» **EXTRACTED MATERIAL**:

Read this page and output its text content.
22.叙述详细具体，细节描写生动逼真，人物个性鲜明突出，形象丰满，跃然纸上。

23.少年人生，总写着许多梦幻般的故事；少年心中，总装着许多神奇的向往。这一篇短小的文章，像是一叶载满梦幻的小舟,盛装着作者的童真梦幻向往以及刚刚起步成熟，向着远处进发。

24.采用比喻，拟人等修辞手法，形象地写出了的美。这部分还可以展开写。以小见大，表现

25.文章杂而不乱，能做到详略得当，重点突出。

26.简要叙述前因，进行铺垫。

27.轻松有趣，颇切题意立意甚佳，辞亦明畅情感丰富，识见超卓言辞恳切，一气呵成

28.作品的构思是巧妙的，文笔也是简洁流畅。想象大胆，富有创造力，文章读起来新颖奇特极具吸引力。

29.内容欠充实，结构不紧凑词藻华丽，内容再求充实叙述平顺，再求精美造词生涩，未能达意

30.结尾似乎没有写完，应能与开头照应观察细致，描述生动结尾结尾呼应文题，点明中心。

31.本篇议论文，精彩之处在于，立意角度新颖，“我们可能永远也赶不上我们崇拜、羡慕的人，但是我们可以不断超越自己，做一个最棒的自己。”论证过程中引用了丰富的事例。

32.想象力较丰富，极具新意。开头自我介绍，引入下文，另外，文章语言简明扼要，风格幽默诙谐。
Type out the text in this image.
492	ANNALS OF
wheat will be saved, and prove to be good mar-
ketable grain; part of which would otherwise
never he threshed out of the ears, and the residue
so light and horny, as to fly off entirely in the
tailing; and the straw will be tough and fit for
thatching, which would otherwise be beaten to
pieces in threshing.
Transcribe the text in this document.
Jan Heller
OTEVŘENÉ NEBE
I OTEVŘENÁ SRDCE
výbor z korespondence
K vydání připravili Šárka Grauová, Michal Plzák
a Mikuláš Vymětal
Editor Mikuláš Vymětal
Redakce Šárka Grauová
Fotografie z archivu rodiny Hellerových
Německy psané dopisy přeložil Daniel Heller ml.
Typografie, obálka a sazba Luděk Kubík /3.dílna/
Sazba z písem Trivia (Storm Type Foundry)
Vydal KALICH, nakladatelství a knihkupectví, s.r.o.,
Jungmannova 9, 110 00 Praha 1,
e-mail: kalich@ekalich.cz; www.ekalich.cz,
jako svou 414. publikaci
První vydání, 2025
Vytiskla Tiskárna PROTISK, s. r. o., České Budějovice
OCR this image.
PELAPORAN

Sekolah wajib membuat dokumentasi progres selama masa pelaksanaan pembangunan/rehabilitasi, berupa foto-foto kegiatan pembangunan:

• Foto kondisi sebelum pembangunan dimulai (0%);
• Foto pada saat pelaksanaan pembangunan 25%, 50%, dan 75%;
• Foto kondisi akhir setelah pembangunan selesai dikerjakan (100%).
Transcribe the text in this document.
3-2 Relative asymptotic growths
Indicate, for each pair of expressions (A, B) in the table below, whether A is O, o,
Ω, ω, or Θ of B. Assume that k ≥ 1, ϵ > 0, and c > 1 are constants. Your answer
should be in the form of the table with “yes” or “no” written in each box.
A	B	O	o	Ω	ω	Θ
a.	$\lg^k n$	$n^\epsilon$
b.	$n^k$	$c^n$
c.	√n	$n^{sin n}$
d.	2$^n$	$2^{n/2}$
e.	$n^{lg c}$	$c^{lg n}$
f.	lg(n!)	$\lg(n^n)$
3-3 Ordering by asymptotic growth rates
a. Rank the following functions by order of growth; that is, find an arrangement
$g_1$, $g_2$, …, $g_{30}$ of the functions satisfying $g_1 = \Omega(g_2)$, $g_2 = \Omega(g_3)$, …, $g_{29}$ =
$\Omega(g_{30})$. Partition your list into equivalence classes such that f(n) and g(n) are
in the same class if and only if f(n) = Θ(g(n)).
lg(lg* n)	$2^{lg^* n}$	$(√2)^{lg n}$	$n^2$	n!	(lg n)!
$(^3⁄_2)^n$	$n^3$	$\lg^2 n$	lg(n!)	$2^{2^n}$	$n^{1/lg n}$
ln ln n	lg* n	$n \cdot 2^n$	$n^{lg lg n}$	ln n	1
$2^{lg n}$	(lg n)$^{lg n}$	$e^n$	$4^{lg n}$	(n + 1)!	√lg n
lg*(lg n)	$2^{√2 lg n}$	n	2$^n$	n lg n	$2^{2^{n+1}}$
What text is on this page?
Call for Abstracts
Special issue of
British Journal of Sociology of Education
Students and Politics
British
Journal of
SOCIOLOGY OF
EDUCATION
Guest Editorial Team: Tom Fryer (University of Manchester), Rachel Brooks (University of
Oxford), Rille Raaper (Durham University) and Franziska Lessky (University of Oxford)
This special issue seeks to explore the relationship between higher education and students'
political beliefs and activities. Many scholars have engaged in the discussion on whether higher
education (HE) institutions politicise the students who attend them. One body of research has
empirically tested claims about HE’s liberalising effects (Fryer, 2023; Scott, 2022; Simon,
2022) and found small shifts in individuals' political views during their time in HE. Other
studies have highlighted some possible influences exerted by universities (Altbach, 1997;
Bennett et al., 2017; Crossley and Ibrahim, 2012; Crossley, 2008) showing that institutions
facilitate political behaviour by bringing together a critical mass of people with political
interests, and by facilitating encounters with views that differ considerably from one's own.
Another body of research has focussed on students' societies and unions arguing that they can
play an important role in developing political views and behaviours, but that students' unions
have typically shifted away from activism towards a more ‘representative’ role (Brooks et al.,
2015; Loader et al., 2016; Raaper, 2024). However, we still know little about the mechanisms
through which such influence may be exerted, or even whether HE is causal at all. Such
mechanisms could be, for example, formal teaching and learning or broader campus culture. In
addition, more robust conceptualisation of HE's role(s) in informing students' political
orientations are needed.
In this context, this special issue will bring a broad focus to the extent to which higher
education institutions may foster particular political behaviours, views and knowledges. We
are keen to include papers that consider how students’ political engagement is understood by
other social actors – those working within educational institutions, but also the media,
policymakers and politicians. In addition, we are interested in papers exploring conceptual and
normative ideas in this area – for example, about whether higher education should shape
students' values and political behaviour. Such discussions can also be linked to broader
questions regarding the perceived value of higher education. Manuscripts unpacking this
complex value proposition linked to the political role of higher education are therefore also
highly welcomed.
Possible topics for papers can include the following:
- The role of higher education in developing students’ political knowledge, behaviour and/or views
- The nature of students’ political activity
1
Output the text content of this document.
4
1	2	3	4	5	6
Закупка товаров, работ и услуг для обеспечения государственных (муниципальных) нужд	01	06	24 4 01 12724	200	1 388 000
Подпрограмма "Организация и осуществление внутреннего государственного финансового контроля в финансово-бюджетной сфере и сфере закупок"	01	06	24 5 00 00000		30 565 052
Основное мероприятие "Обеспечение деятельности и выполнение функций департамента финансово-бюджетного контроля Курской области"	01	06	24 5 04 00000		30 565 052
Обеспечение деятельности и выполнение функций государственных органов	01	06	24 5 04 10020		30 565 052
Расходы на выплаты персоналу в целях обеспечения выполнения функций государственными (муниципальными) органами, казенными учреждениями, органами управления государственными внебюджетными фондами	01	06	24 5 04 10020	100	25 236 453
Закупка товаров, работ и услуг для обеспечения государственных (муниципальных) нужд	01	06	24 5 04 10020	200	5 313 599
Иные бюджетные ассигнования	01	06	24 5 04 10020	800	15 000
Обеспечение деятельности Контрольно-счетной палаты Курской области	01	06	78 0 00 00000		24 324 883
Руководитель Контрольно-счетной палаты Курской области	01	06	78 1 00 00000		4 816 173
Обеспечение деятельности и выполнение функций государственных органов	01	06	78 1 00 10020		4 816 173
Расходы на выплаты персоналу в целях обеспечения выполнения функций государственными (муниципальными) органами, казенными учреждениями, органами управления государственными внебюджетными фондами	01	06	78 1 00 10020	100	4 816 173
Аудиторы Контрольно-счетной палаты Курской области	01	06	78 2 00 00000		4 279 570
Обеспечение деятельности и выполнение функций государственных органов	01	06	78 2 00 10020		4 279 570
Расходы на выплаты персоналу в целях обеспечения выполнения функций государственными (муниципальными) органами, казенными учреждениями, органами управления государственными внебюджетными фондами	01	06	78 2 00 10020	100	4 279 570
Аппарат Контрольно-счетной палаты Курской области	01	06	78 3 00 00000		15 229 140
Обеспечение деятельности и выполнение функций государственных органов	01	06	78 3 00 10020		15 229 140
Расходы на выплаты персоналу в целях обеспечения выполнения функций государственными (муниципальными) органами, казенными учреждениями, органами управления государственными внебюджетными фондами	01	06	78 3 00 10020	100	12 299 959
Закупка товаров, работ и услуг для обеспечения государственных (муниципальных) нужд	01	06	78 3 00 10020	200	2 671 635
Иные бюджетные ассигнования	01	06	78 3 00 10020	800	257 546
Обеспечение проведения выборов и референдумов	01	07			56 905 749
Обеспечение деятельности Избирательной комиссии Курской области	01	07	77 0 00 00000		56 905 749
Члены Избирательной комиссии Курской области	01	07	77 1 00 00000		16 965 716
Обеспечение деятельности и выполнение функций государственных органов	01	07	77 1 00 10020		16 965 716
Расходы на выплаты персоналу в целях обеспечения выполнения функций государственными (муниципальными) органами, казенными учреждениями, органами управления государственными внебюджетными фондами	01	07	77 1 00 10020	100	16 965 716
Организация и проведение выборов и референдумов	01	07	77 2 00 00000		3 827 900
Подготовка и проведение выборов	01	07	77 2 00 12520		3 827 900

» **PROBLEM DESCRIPTION**: Copy out every line that includes the word "which".

» **RESULT FOR THIS EXERCISE**:
ketable grain; part of which would otherwise
thatching, which would otherwise be beaten to
through which such influence may be exerted, or even whether HE is causal at all. Such
In this context, this special issue will bring a broad focus to the extent to which higher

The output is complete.